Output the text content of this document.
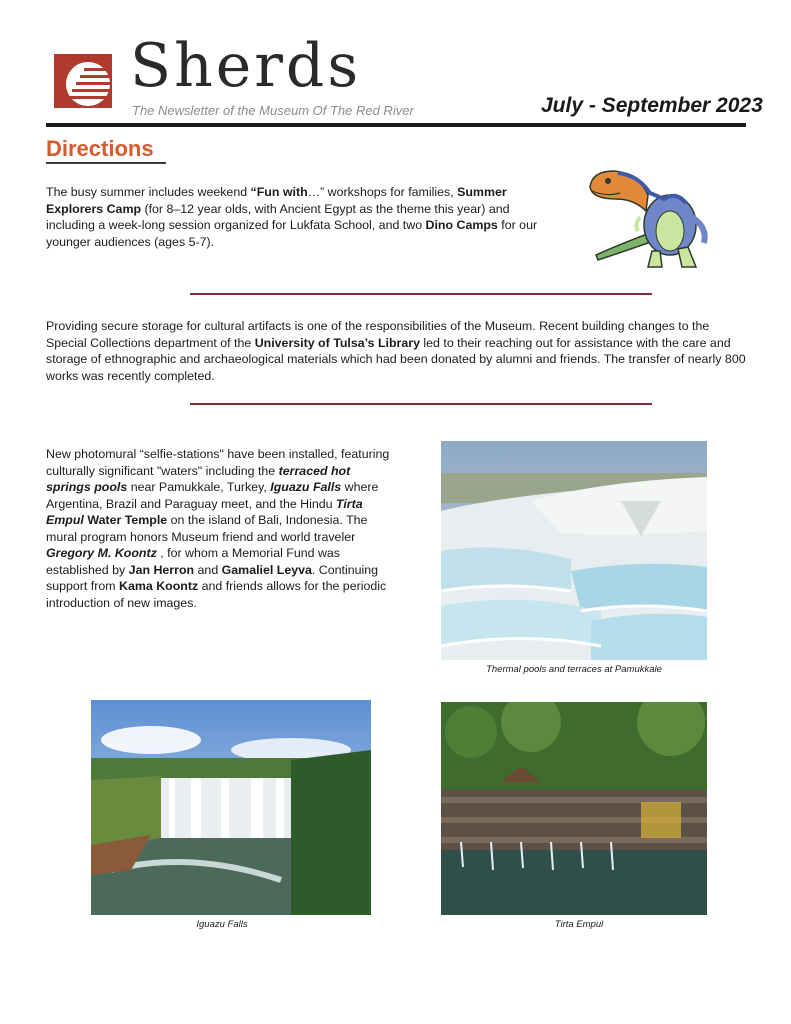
Sherds
The Newsletter of the Museum Of The Red River	July - September 2023
Directions
The busy summer includes weekend “Fun with…” workshops for families, Summer Explorers Camp (for 8–12 year olds, with Ancient Egypt as the theme this year) and including a week-long session organized for Lukfata School, and two Dino Camps for our younger audiences (ages 5-7).
Providing secure storage for cultural artifacts is one of the responsibilities of the Museum. Recent building changes to the Special Collections department of the University of Tulsa’s Library led to their reaching out for assistance with the care and storage of ethnographic and archaeological materials which had been donated by alumni and friends. The transfer of nearly 800 works was recently completed.
New photomural “selfie-stations" have been installed, featuring culturally significant "waters" including the terraced hot springs pools near Pamukkale, Turkey, Iguazu Falls where Argentina, Brazil and Paraguay meet, and the Hindu Tirta Empul Water Temple on the island of Bali, Indonesia. The mural program honors Museum friend and world traveler Gregory M. Koontz , for whom a Memorial Fund was established by Jan Herron and Gamaliel Leyva. Continuing support from Kama Koontz and friends allows for the periodic introduction of new images.
Thermal pools and terraces at Pamukkale
Iguazu Falls	Tirta Empul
________________________________________
**What to work on**.
Reproduce all of the entries word for word, skipping any pictures they hold.

**Exercise solution**.
Output the text content of this document.
Sherds
The Newsletter of the Museum Of The Red River	July - September 2023
Directions
The busy summer includes weekend “Fun with…” workshops for families, Summer Explorers Camp (for 8–12 year olds, with Ancient Egypt as the theme this year) and including a week-long session organized for Lukfata School, and two Dino Camps for our younger audiences (ages 5-7).
Providing secure storage for cultural artifacts is one of the responsibilities of the Museum. Recent building changes to the Special Collections department of the University of Tulsa’s Library led to their reaching out for assistance with the care and storage of ethnographic and archaeological materials which had been donated by alumni and friends. The transfer of nearly 800 works was recently completed.
New photomural “selfie-stations" have been installed, featuring culturally significant "waters" including the terraced hot springs pools near Pamukkale, Turkey, Iguazu Falls where Argentina, Brazil and Paraguay meet, and the Hindu Tirta Empul Water Temple on the island of Bali, Indonesia. The mural program honors Museum friend and world traveler Gregory M. Koontz , for whom a Memorial Fund was established by Jan Herron and Gamaliel Leyva. Continuing support from Kama Koontz and friends allows for the periodic introduction of new images.
Thermal pools and terraces at Pamukkale
Iguazu Falls	Tirta Empul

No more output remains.